-- What is needed --
Scan the lines below for the word "hepatic". Copy each line you find it in.

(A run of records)
────────────────

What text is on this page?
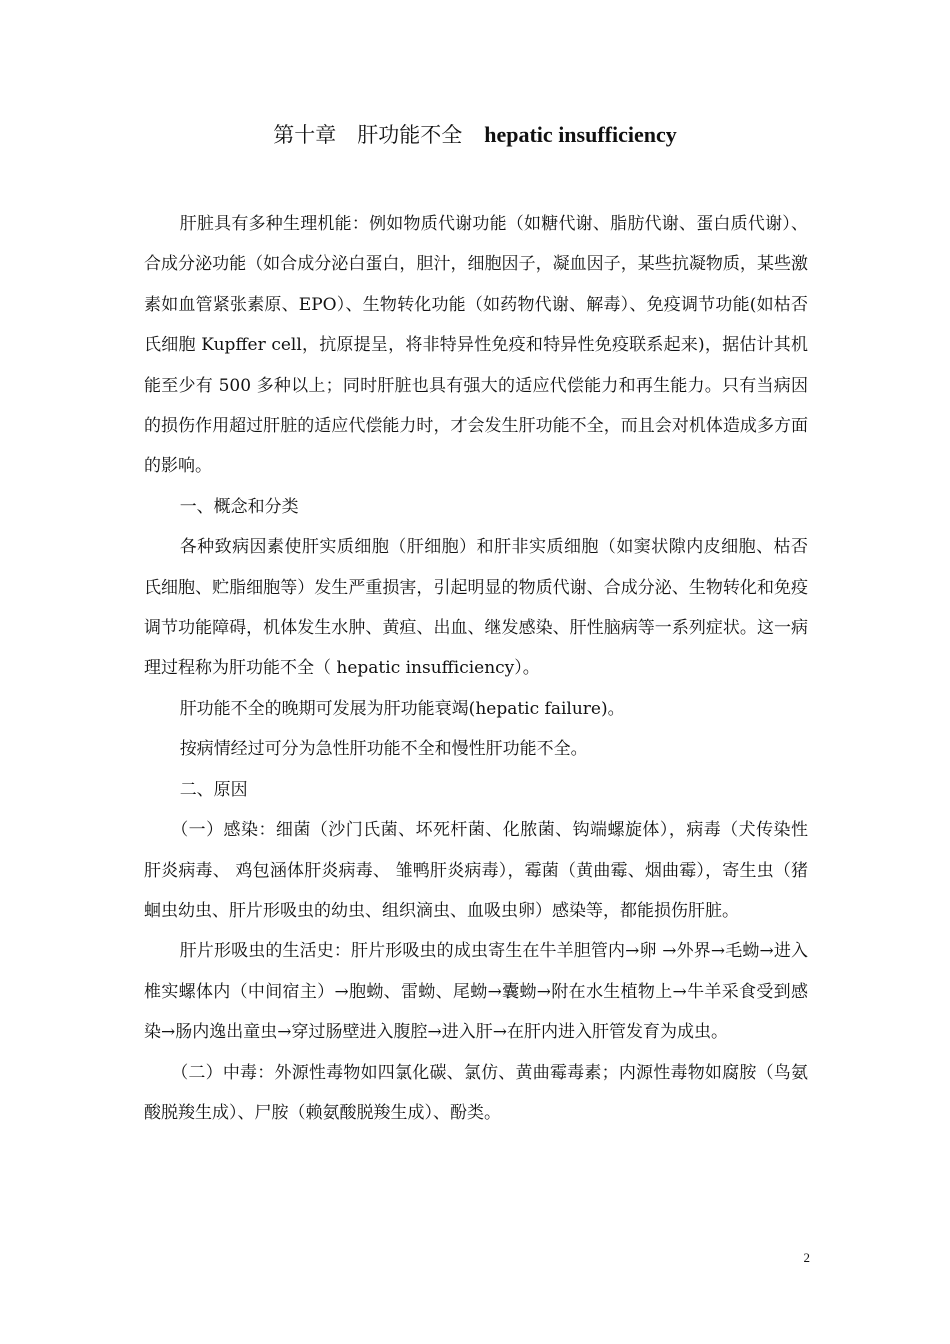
第十章　肝功能不全 hepatic insufficiency

肝脏具有多种生理机能：例如物质代谢功能（如糖代谢、脂肪代谢、蛋白质代谢）、合成分泌功能（如合成分泌白蛋白，胆汁，细胞因子，凝血因子，某些抗凝物质，某些激素如血管紧张素原、EPO）、生物转化功能（如药物代谢、解毒）、免疫调节功能(如枯否氏细胞 Kupffer cell，抗原提呈，将非特异性免疫和特异性免疫联系起来)，据估计其机能至少有 500 多种以上；同时肝脏也具有强大的适应代偿能力和再生能力。只有当病因的损伤作用超过肝脏的适应代偿能力时，才会发生肝功能不全，而且会对机体造成多方面的影响。

一、概念和分类

各种致病因素使肝实质细胞（肝细胞）和肝非实质细胞（如窦状隙内皮细胞、枯否氏细胞、贮脂细胞等）发生严重损害，引起明显的物质代谢、合成分泌、生物转化和免疫调节功能障碍，机体发生水肿、黄疸、出血、继发感染、肝性脑病等一系列症状。这一病理过程称为肝功能不全（ hepatic insufficiency）。

肝功能不全的晚期可发展为肝功能衰竭(hepatic failure)。

按病情经过可分为急性肝功能不全和慢性肝功能不全。

二、原因

（一）感染：细菌（沙门氏菌、坏死杆菌、化脓菌、钩端螺旋体），病毒（犬传染性肝炎病毒、 鸡包涵体肝炎病毒、 雏鸭肝炎病毒），霉菌（黄曲霉、烟曲霉），寄生虫（猪蛔虫幼虫、肝片形吸虫的幼虫、组织滴虫、血吸虫卵）感染等，都能损伤肝脏。

肝片形吸虫的生活史：肝片形吸虫的成虫寄生在牛羊胆管内→卵 →外界→毛蚴→进入椎实螺体内（中间宿主）→胞蚴、雷蚴、尾蚴→囊蚴→附在水生植物上→牛羊采食受到感染→肠内逸出童虫→穿过肠壁进入腹腔→进入肝→在肝内进入肝管发育为成虫。

（二）中毒：外源性毒物如四氯化碳、氯仿、黄曲霉毒素；内源性毒物如腐胺（鸟氨酸脱羧生成）、尸胺（赖氨酸脱羧生成）、酚类。

2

────────────────

-- Exercise answer --
第十章　肝功能不全 hepatic insufficiency
各种致病因素使肝实质细胞（肝细胞）和肝非实质细胞（如窦状隙内皮细胞、枯否氏细胞、贮脂细胞等）发生严重损害，引起明显的物质代谢、合成分泌、生物转化和免疫调节功能障碍，机体发生水肿、黄疸、出血、继发感染、肝性脑病等一系列症状。这一病理过程称为肝功能不全（ hepatic insufficiency）。
肝功能不全的晚期可发展为肝功能衰竭(hepatic failure)。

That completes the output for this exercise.